-- Prompt A --
In the listing, duplicate the lines starting with the line that contains "restore-checkpoint-icon (251, 8, 286, 42)" and going on through the line that contains "list-item-rollback-version: Rollback version", both included.

● ● ● ●

Touch screens are two dimensional input devices. Nowadays most of the electronic gadgets use them. Laptops, smart phones, tablets and even some home appliances like washing machines & microwave ovens also use a touch screen nowadays.
Why Touch screens?
Touch screens are preferred over keypads because they need very little or no pressure to operate whereas the Keypads/ buttons need a minimum pressure to operate and our hands start aching after some time of continuous usage.
And one more great advantage in using a touch screens is that it enables us to make more room for the screen itself instead of wasting the space on the permanent keypad. And that’s the reason for our smart phone’s screens to become big enough to browse web pages also and still fit in our pockets.
Touch screens are of various types like Resistive, Capacitive, Surface Acoustic Wave (SAW), Infrared Grid, Optical Imaging, etc.
In this tutorial we’ll learn how to interface a 4-wire Resistive touch screen with ATmega16 microcontroller
Components Required
1. ATMega16 development board
2. UART to USB converter or (UART to RS-232 converter + RS-232 to USB converter)
3. Touch Screen with connector
4. Few female to female jumper wires
5. Breadboard
6. 4 x 10k Resistors
Making a Connector
Before learning how to interface a touch screen we need to look into a problem. One of the biggest drawbacks of using a cheap touch screen is that they usually don’t come with the connector which is very much required to interface them with any kind of microcontroller development board. You can buy connectors online but in some cases they cost more than the touch screen itself. So I’ll show how to make break out board by soldering tiny wires onto the strip emerging from the touch screen.
Caution: Do the following procedure with your own risk. It does require some good soldering skills (not expert level but if this is your first time soldering then I advice not to do this by your own) since the strip emerging from the touch screen is very narrow.
Fig. 1: Image showing connector of 4-wire Resistive Touchscreen
Things Required
1. Soldering iron with pointed tip
2. Flux paste
3. Soldering wire
4. 4 Tiny Wires
5. Wire stripper
6. A small PCB
7. 4-pin Male Header
8. A Magnifying Glass
Fig. 2: Image showing pointing tip of soldering iron
Fig. 3: Image showing tools used in soldering
The Magnifying Glass is a must (unless you are a super human). I had a third hand PCB holder which had a good quality magnifying glass with 4X power so I used that.

● ● ● ●

-- Prompt B --
Answer these questions about the touch screen tutorial:
(i) What type of touch screen does the tutorial interface, and with which microcontroller?
(ii) How many 10k resistors are listed among the components required?
(iii) What power was the magnifying glass on the third hand PCB holder?

Element and region listings
● ● ● ●

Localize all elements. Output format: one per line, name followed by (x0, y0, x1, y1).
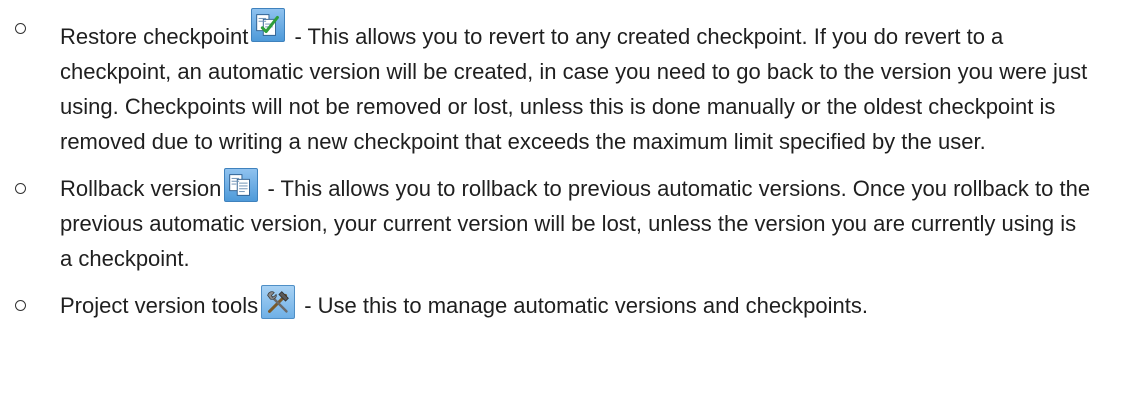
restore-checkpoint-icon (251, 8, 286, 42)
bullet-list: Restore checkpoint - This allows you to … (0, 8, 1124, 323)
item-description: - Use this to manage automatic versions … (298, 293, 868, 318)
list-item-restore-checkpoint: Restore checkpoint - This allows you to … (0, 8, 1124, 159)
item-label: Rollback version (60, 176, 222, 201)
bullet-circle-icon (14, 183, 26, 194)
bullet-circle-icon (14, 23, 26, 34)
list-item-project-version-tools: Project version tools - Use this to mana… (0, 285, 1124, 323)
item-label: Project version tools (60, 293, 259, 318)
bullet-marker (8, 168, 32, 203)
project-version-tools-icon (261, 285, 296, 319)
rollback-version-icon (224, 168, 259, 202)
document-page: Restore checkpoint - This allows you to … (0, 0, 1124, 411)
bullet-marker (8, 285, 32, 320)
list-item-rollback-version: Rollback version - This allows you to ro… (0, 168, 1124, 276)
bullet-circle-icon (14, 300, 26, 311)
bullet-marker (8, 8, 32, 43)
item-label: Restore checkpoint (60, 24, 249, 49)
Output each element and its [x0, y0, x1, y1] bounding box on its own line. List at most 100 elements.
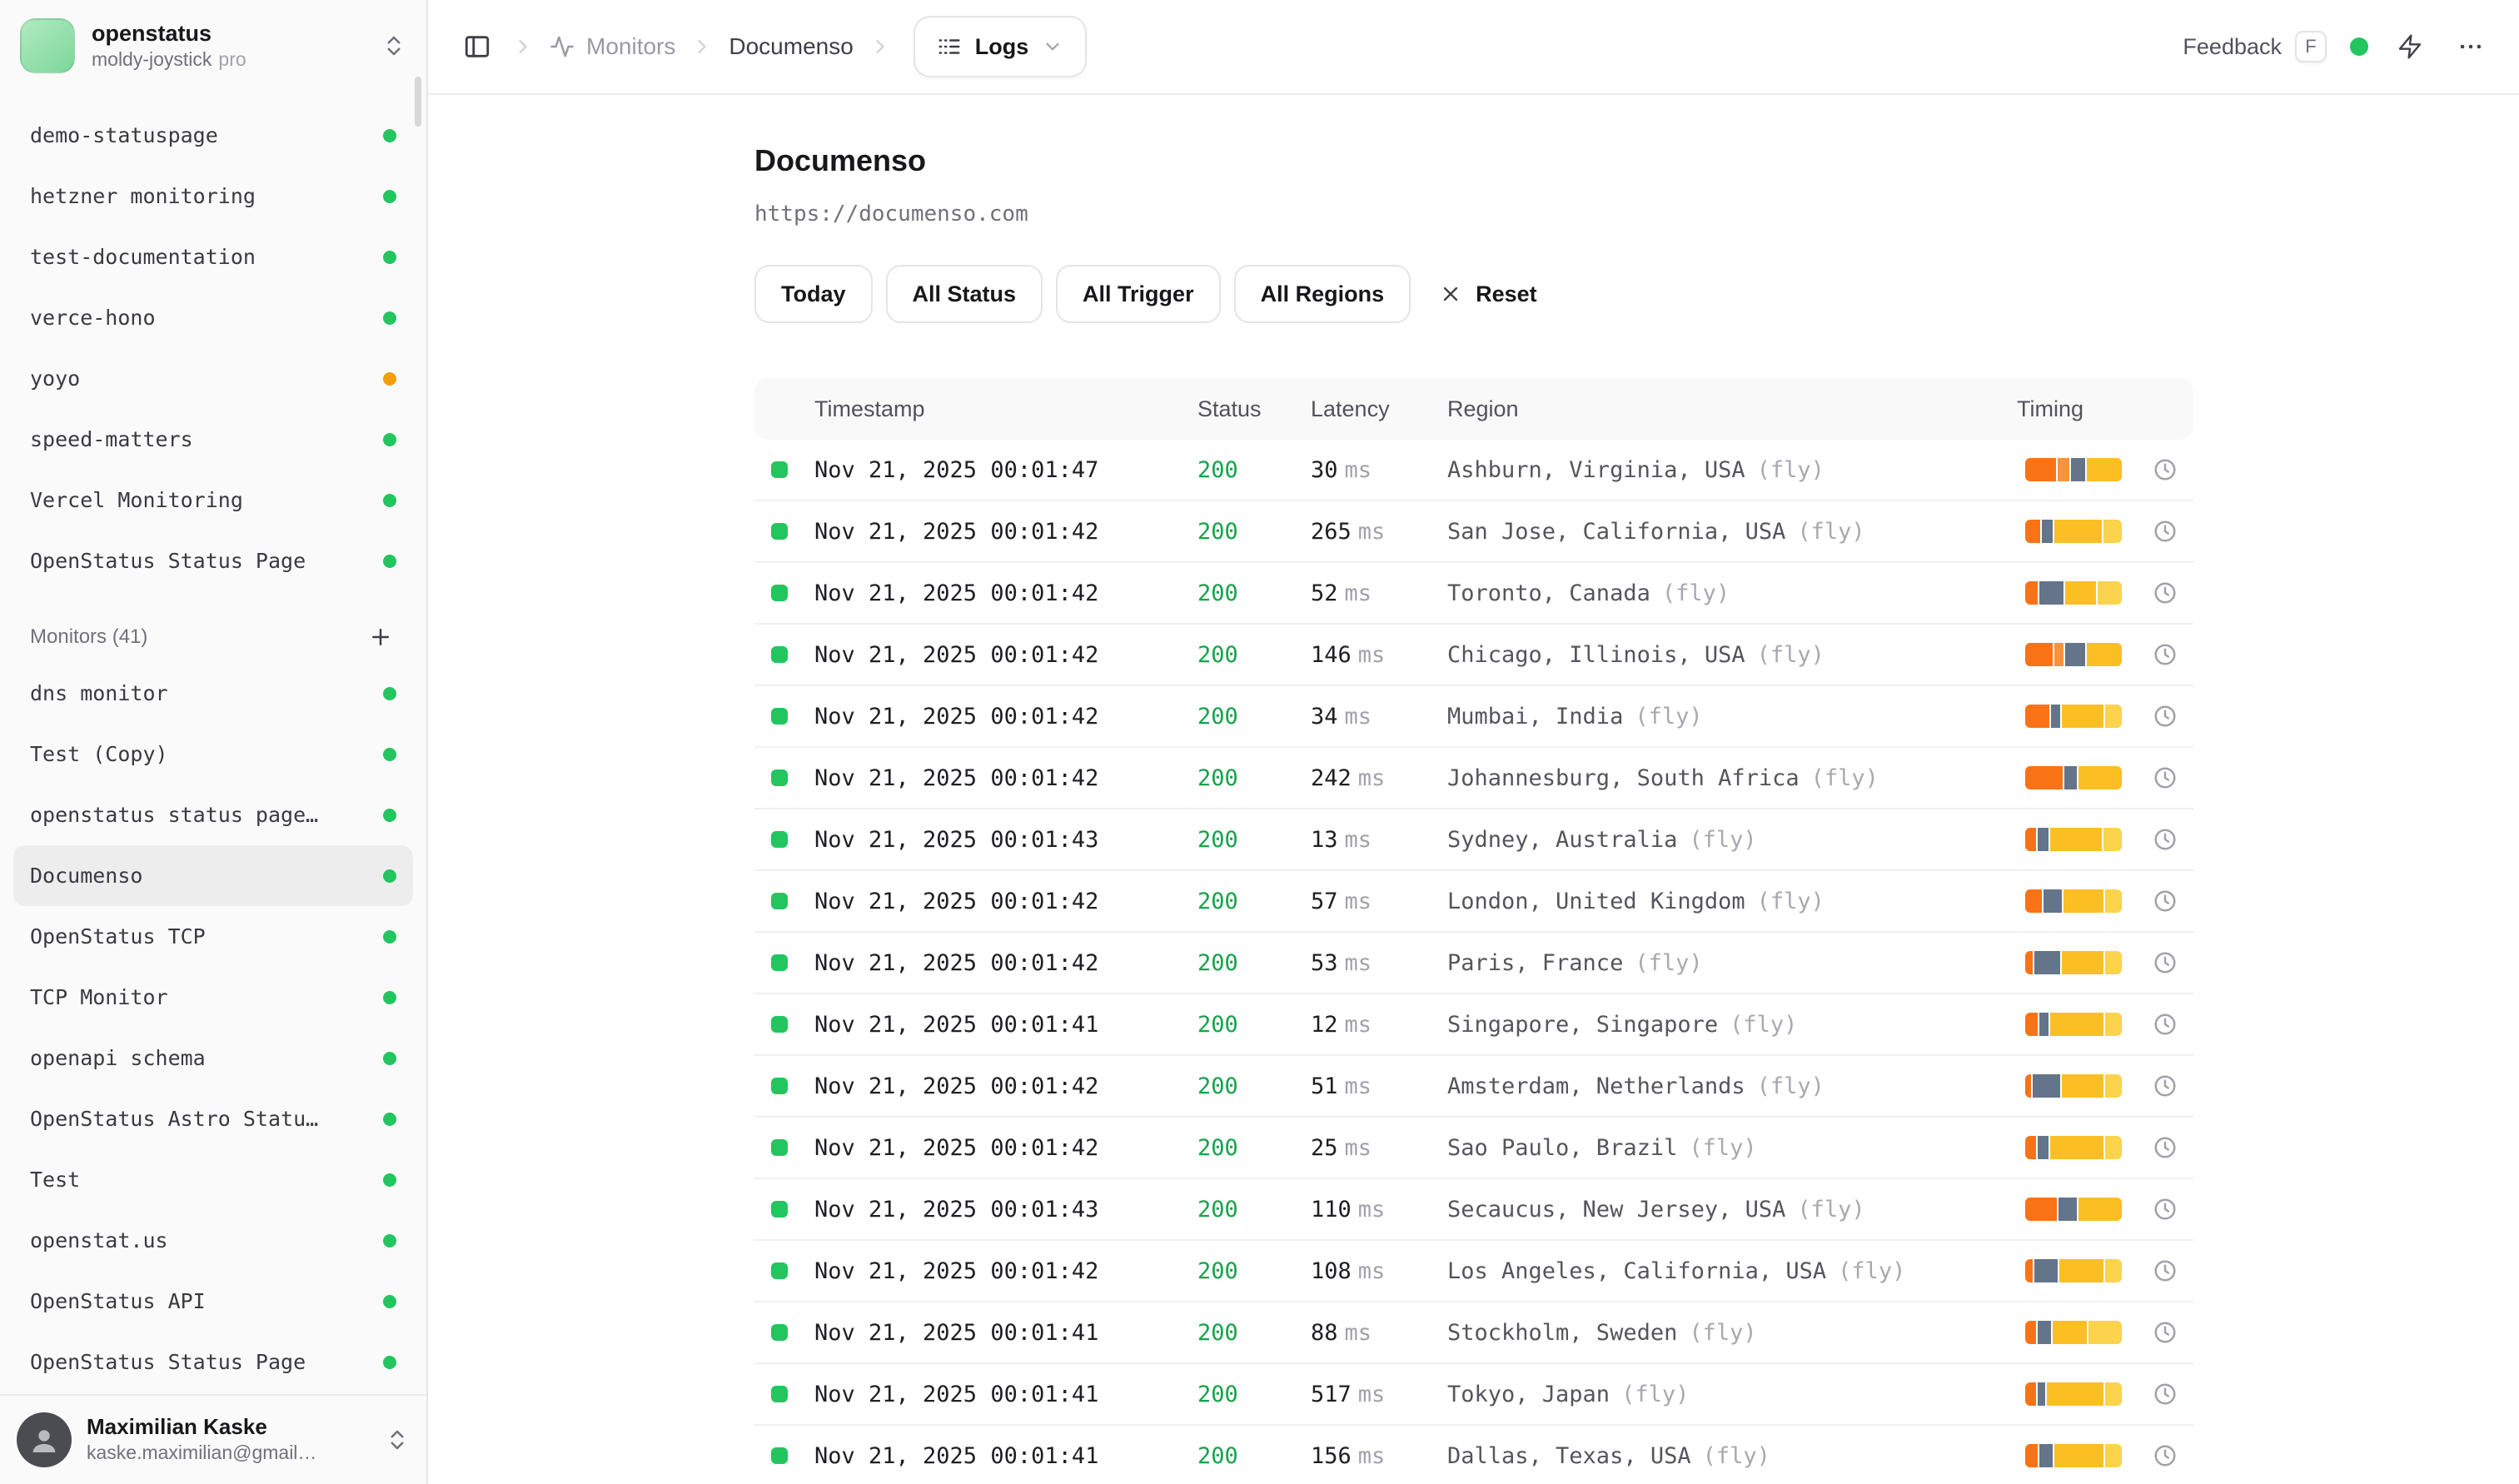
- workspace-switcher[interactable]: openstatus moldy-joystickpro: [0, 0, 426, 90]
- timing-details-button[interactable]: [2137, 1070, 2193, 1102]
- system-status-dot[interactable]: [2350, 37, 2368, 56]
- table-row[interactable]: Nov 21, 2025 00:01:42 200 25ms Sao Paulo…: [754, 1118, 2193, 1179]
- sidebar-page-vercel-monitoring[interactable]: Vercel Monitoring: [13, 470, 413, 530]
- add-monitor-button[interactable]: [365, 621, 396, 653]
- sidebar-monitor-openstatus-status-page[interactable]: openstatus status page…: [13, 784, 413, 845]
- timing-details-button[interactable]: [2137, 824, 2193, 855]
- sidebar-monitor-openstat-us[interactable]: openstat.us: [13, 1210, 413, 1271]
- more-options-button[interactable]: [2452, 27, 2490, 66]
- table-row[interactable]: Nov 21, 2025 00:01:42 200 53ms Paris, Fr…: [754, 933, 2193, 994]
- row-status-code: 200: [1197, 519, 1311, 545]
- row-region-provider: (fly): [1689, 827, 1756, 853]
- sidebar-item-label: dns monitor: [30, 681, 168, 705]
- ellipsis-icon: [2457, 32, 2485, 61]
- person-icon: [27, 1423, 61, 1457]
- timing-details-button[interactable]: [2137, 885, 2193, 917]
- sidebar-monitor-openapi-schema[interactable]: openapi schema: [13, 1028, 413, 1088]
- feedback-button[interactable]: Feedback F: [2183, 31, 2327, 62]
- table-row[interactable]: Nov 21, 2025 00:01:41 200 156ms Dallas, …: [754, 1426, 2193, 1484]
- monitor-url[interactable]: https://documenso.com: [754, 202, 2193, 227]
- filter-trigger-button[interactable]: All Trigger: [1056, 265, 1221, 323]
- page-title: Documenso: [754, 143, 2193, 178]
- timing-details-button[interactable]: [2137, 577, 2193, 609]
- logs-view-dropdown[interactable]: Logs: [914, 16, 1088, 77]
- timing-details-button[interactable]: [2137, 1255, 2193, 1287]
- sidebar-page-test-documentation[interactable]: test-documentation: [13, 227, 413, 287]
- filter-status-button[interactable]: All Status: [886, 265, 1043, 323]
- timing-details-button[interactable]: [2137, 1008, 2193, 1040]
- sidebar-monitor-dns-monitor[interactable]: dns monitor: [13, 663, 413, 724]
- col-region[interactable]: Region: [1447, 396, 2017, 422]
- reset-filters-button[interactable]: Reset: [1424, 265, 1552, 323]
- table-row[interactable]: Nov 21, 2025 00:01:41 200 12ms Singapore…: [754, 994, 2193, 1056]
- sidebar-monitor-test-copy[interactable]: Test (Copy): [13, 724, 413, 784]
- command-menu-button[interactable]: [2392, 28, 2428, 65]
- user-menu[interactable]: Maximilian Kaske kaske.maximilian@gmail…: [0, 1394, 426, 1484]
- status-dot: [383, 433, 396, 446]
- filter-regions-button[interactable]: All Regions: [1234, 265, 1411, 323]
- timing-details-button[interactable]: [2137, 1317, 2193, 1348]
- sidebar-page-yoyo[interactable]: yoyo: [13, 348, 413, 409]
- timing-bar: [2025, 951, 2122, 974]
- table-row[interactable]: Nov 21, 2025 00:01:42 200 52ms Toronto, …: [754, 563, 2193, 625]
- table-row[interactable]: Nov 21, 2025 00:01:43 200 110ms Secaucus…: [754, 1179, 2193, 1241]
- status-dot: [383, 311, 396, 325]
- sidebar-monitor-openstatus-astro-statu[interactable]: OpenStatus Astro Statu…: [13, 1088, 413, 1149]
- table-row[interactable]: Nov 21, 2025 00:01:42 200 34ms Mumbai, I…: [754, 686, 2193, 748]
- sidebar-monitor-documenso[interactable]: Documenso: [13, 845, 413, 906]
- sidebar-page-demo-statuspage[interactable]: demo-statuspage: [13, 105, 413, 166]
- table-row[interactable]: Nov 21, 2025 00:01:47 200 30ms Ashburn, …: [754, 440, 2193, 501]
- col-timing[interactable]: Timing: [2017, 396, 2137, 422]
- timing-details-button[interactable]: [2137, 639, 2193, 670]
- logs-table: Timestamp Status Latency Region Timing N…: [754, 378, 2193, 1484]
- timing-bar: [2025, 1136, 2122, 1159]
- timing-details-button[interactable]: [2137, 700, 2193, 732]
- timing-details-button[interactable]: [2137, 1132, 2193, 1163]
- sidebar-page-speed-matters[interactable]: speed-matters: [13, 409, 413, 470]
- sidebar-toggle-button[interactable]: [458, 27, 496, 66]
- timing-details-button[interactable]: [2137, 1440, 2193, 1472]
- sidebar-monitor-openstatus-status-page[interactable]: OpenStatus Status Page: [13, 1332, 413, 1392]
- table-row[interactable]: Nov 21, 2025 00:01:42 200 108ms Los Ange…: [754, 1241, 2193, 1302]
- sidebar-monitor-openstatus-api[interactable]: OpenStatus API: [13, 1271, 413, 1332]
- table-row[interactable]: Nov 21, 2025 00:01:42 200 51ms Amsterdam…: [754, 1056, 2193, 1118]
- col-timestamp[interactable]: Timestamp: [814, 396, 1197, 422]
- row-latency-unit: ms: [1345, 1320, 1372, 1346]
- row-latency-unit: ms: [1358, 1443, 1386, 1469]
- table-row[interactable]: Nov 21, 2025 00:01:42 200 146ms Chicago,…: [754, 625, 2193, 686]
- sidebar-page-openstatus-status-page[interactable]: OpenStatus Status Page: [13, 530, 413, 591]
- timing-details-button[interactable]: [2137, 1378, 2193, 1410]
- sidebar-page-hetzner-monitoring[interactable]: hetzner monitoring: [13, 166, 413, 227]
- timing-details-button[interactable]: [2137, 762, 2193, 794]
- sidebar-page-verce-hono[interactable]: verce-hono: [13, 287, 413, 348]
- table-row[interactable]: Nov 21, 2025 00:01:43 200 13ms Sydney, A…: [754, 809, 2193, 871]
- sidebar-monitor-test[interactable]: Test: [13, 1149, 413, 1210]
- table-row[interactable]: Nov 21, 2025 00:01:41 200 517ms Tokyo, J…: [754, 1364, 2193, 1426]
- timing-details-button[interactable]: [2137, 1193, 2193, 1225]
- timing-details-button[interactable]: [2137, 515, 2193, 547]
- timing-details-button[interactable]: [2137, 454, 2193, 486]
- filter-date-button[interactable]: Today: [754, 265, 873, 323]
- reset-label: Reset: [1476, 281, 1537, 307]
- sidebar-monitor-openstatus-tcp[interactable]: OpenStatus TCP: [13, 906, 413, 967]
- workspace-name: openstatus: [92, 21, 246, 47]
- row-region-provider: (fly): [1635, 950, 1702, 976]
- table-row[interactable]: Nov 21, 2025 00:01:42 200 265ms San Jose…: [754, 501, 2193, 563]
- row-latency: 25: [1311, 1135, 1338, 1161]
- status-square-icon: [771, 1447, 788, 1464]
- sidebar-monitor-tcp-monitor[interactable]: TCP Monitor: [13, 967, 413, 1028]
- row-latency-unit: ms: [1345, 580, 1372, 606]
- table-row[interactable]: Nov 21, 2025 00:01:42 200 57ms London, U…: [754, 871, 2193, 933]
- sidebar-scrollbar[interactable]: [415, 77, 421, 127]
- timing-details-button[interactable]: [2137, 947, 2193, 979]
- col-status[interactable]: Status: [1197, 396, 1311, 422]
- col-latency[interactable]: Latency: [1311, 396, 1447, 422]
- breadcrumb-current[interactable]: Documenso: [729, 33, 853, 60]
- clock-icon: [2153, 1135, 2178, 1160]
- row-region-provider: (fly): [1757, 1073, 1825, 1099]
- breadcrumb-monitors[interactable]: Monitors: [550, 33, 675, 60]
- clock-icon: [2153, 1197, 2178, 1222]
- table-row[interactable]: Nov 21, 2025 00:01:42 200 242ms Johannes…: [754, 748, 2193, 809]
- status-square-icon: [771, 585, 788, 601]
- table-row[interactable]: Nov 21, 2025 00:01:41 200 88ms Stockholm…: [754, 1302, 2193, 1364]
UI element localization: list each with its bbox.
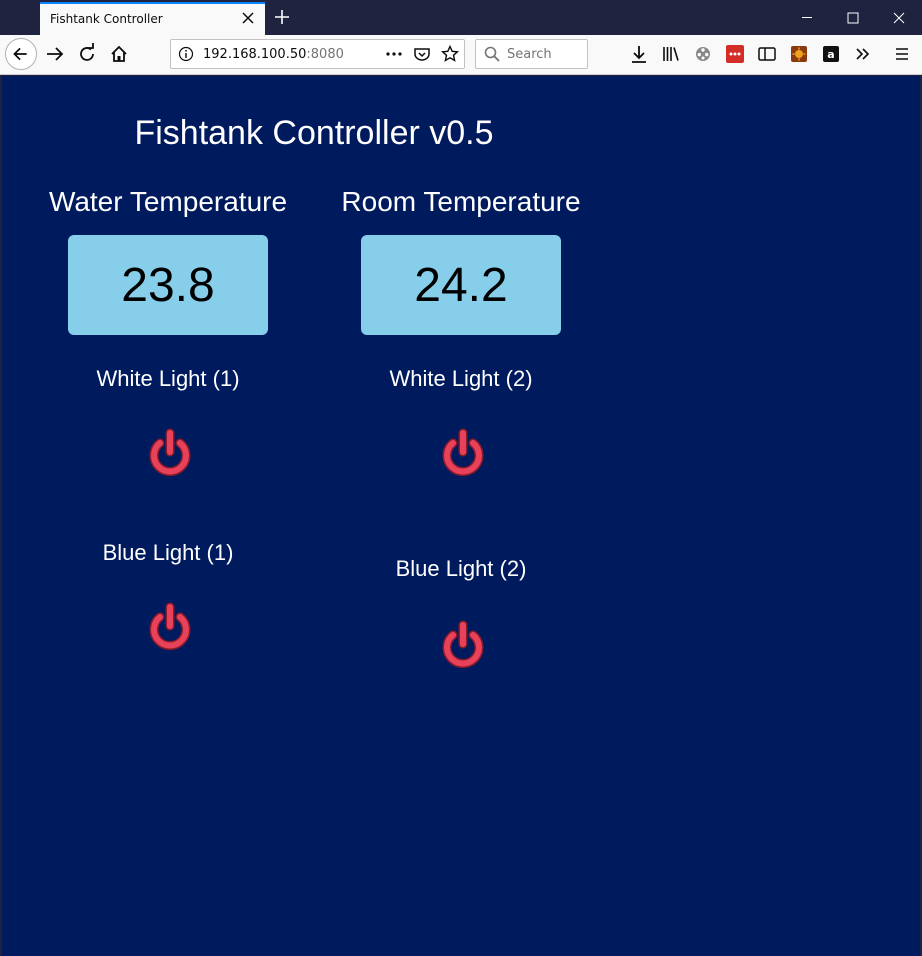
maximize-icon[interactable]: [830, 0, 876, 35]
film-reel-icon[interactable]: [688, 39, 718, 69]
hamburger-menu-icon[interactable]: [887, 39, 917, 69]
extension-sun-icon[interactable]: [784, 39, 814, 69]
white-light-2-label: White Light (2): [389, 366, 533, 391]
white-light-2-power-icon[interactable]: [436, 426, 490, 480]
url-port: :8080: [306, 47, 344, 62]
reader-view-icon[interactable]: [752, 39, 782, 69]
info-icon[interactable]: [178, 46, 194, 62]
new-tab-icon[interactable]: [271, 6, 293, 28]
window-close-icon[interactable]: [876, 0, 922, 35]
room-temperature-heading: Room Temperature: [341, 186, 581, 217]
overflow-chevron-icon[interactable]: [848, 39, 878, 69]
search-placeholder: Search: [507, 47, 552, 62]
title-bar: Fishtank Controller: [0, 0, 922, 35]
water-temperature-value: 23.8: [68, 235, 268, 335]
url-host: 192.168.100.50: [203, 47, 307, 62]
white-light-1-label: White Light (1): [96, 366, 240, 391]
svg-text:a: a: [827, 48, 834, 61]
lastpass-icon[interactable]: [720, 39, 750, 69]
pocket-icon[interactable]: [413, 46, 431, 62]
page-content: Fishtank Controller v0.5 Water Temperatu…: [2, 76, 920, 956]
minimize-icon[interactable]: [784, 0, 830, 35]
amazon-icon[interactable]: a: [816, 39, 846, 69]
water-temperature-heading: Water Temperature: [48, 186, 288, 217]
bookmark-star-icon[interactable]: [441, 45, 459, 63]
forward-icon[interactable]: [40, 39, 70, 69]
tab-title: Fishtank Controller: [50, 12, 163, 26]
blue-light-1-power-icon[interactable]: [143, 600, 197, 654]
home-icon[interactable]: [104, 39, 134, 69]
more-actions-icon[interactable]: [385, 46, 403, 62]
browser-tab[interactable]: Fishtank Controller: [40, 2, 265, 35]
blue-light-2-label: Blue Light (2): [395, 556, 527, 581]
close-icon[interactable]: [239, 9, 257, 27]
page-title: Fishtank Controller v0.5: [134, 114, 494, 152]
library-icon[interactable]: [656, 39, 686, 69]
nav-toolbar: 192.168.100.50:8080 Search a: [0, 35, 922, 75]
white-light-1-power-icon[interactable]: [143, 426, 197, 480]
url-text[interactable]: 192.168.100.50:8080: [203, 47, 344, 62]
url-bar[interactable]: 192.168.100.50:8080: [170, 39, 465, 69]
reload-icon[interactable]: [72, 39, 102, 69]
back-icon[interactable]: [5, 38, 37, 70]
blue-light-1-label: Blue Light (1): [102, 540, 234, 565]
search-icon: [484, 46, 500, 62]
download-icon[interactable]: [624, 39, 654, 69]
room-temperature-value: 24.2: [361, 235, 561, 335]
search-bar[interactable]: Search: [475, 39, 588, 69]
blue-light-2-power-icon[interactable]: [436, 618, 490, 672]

● ● ● ●

-- Full response A --
restore-checkpoint-icon (251, 8, 286, 42)
bullet-list: Restore checkpoint - This allows you to … (0, 8, 1124, 323)
item-description: - Use this to manage automatic versions … (298, 293, 868, 318)
list-item-restore-checkpoint: Restore checkpoint - This allows you to … (0, 8, 1124, 159)
item-label: Rollback version (60, 176, 222, 201)
bullet-circle-icon (14, 183, 26, 194)
bullet-circle-icon (14, 23, 26, 34)
list-item-project-version-tools: Project version tools - Use this to mana… (0, 285, 1124, 323)
item-label: Project version tools (60, 293, 259, 318)
bullet-marker (8, 168, 32, 203)
project-version-tools-icon (261, 285, 296, 319)
rollback-version-icon (224, 168, 259, 202)
document-page: Restore checkpoint - This allows you to … (0, 0, 1124, 411)
bullet-marker (8, 285, 32, 320)
list-item-rollback-version: Rollback version - This allows you to ro… (0, 168, 1124, 276)

-- Full response B --
(i) A 4-wire Resistive touch screen, with the ATmega16 microcontroller.
(ii) Four.
(iii) 4X.